Among the lines of these entries, how many hold the word "части"? State only the number.
[START]
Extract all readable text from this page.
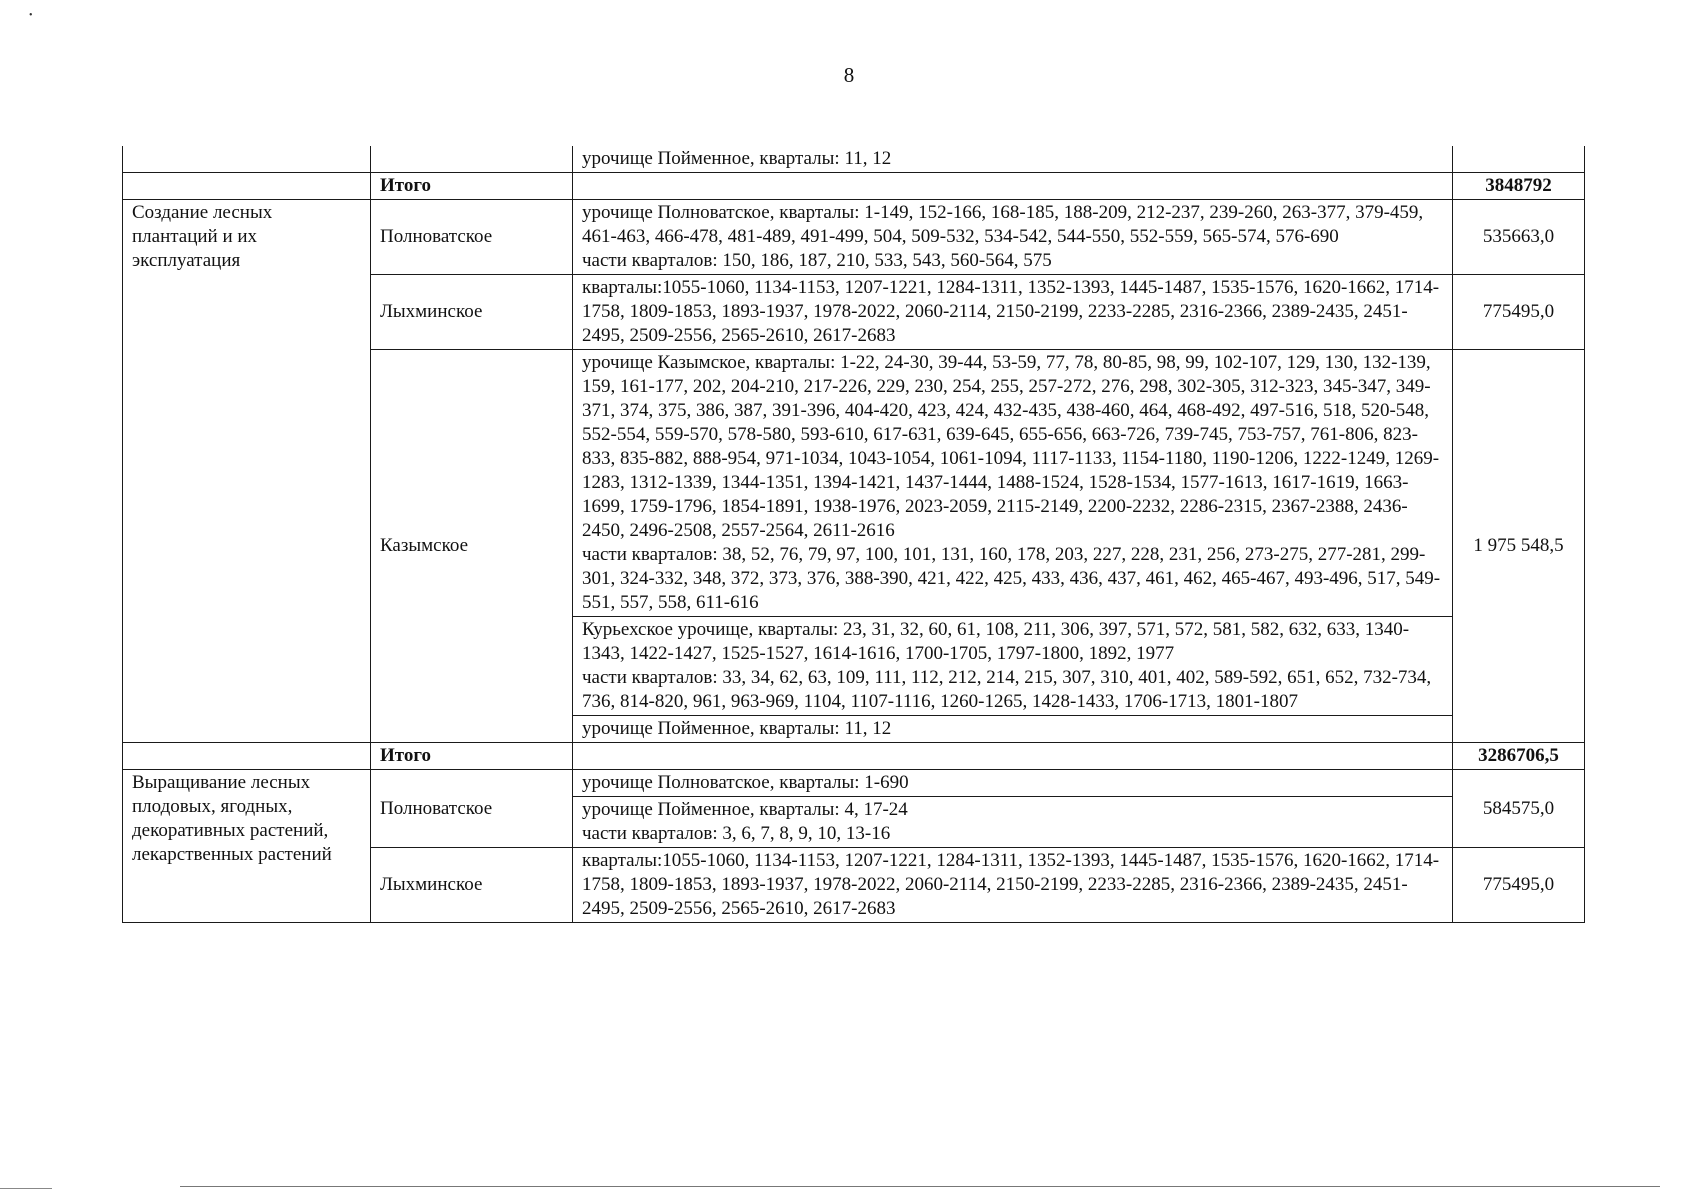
•
8
		урочище Пойменное, кварталы: 11, 12	
	Итого		3848792
Создание лесных плантаций и их эксплуатация	Полноватское	урочище Полноватское, кварталы: 1-149, 152-166, 168-185, 188-209, 212-237, 239-260, 263-377, 379-459, 461-463, 466-478, 481-489, 491-499, 504, 509-532, 534-542, 544-550, 552-559, 565-574, 576-690
части кварталов: 150, 186, 187, 210, 533, 543, 560-564, 575	535663,0
	Лыхминское	кварталы:1055-1060, 1134-1153, 1207-1221, 1284-1311, 1352-1393, 1445-1487, 1535-1576, 1620-1662, 1714-1758, 1809-1853, 1893-1937, 1978-2022, 2060-2114, 2150-2199, 2233-2285, 2316-2366, 2389-2435, 2451-2495, 2509-2556, 2565-2610, 2617-2683	775495,0
	Казымское	урочище Казымское, кварталы: 1-22, 24-30, 39-44, 53-59, 77, 78, 80-85, 98, 99, 102-107, 129, 130, 132-139, 159, 161-177, 202, 204-210, 217-226, 229, 230, 254, 255, 257-272, 276, 298, 302-305, 312-323, 345-347, 349-371, 374, 375, 386, 387, 391-396, 404-420, 423, 424, 432-435, 438-460, 464, 468-492, 497-516, 518, 520-548, 552-554, 559-570, 578-580, 593-610, 617-631, 639-645, 655-656, 663-726, 739-745, 753-757, 761-806, 823-833, 835-882, 888-954, 971-1034, 1043-1054, 1061-1094, 1117-1133, 1154-1180, 1190-1206, 1222-1249, 1269-1283, 1312-1339, 1344-1351, 1394-1421, 1437-1444, 1488-1524, 1528-1534, 1577-1613, 1617-1619, 1663-1699, 1759-1796, 1854-1891, 1938-1976, 2023-2059, 2115-2149, 2200-2232, 2286-2315, 2367-2388, 2436-2450, 2496-2508, 2557-2564, 2611-2616
части кварталов: 38, 52, 76, 79, 97, 100, 101, 131, 160, 178, 203, 227, 228, 231, 256, 273-275, 277-281, 299-301, 324-332, 348, 372, 373, 376, 388-390, 421, 422, 425, 433, 436, 437, 461, 462, 465-467, 493-496, 517, 549-551, 557, 558, 611-616	1 975 548,5

		Курьехское урочище, кварталы: 23, 31, 32, 60, 61, 108, 211, 306, 397, 571, 572, 581, 582, 632, 633, 1340-1343, 1422-1427, 1525-1527, 1614-1616, 1700-1705, 1797-1800, 1892, 1977
части кварталов: 33, 34, 62, 63, 109, 111, 112, 212, 214, 215, 307, 310, 401, 402, 589-592, 651, 652, 732-734, 736, 814-820, 961, 963-969, 1104, 1107-1116, 1260-1265, 1428-1433, 1706-1713, 1801-1807	

		урочище Пойменное, кварталы: 11, 12	
	Итого		3286706,5
Выращивание лесных плодовых, ягодных, декоративных растений, лекарственных растений	Полноватское	урочище Полноватское, кварталы: 1-690	584575,0

		урочище Пойменное, кварталы: 4, 17-24
части кварталов: 3, 6, 7, 8, 9, 10, 13-16	

	Лыхминское	кварталы:1055-1060, 1134-1153, 1207-1221, 1284-1311, 1352-1393, 1445-1487, 1535-1576, 1620-1662, 1714-1758, 1809-1853, 1893-1937, 1978-2022, 2060-2114, 2150-2199, 2233-2285, 2316-2366, 2389-2435, 2451-2495, 2509-2556, 2565-2610, 2617-2683	775495,0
[END]
> Solution to the exercise:
4